> Exercise requirements
Read the lines that follow and pick out every one containing the word "Effective".

[Collected data entries]

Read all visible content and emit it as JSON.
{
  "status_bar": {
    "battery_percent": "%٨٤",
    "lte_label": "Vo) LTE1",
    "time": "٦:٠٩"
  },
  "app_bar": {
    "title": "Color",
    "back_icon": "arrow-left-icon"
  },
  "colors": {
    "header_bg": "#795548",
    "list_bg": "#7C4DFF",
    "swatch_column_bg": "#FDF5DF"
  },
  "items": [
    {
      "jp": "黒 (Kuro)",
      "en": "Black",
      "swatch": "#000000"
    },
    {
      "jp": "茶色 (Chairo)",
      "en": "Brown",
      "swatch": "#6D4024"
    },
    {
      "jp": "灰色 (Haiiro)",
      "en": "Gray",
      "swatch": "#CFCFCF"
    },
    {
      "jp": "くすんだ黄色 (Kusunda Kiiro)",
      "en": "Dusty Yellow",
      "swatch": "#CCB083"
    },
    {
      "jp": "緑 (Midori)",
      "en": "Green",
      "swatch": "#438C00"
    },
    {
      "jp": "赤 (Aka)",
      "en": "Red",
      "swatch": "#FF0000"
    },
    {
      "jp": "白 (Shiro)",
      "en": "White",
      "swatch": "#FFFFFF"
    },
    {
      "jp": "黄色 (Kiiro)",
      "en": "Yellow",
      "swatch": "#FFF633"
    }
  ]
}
--
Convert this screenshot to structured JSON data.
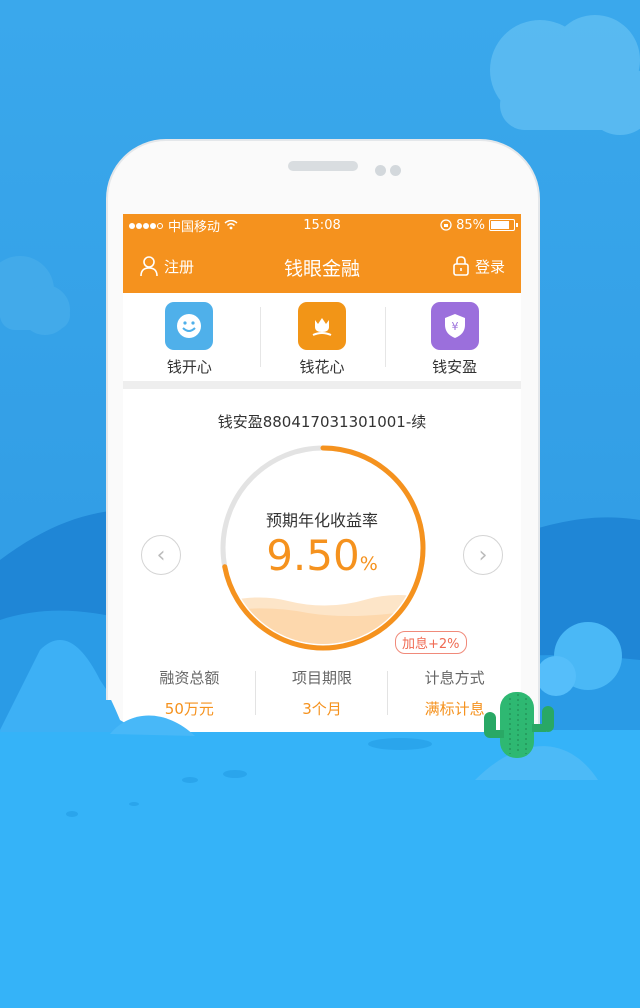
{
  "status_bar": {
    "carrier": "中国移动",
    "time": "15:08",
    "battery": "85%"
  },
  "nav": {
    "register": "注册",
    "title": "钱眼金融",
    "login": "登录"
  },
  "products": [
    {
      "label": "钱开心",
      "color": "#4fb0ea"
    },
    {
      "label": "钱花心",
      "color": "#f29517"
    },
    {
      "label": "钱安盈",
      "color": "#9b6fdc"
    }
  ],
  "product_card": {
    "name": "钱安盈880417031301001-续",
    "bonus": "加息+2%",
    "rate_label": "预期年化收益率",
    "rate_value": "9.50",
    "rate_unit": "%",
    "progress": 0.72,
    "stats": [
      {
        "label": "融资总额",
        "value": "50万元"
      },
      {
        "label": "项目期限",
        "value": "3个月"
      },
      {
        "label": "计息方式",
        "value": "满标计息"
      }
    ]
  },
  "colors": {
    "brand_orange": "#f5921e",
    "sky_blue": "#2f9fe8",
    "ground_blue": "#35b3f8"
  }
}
==
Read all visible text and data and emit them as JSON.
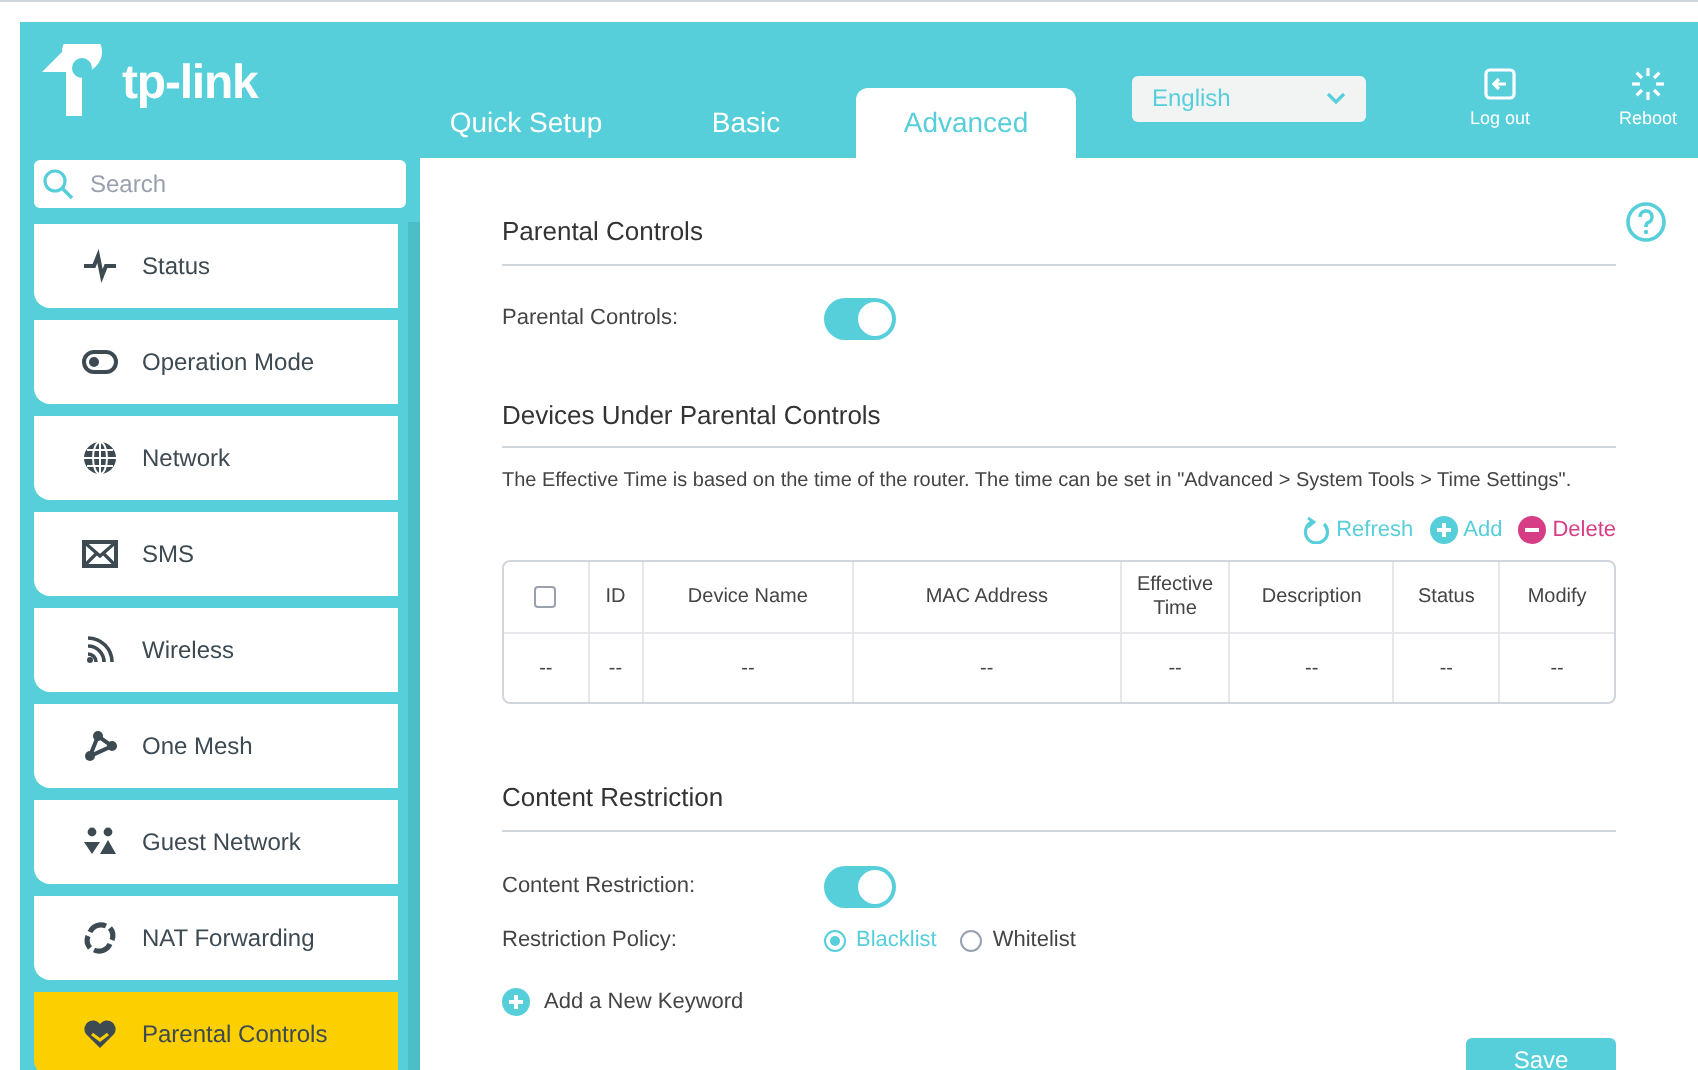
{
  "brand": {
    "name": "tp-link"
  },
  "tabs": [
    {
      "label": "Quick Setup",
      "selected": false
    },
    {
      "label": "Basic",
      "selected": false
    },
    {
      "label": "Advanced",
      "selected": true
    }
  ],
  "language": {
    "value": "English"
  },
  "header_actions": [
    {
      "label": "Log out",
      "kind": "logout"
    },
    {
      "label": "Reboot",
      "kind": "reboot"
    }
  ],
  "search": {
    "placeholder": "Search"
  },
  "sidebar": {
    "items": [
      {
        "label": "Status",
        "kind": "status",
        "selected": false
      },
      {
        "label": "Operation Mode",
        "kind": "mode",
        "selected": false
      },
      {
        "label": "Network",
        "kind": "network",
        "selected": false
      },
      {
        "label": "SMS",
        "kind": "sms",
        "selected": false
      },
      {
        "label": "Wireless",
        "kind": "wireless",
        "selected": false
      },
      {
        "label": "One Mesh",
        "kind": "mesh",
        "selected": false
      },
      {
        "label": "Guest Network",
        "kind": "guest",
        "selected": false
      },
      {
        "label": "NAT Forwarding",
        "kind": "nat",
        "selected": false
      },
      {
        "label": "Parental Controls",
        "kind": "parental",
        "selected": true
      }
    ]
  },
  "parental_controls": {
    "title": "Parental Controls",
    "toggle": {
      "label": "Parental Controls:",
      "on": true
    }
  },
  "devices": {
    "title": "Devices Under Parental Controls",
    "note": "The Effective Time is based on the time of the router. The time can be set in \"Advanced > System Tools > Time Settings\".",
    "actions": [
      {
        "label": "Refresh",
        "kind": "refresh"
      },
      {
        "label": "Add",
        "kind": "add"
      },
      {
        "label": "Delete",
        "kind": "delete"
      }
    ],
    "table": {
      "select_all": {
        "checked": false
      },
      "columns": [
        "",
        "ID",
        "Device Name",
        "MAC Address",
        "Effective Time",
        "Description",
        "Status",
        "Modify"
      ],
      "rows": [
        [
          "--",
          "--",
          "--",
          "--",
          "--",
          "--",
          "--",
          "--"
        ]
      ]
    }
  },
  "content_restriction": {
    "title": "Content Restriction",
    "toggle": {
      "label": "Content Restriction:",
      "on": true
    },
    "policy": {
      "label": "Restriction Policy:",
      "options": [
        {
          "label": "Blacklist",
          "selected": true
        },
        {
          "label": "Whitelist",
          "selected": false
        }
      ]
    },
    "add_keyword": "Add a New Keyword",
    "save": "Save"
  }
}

> Task response
    "note": "The Effective Time is based on the time of the router. The time can be set in \"Advanced > System Tools > Time Settings\".",
        "Effective Time",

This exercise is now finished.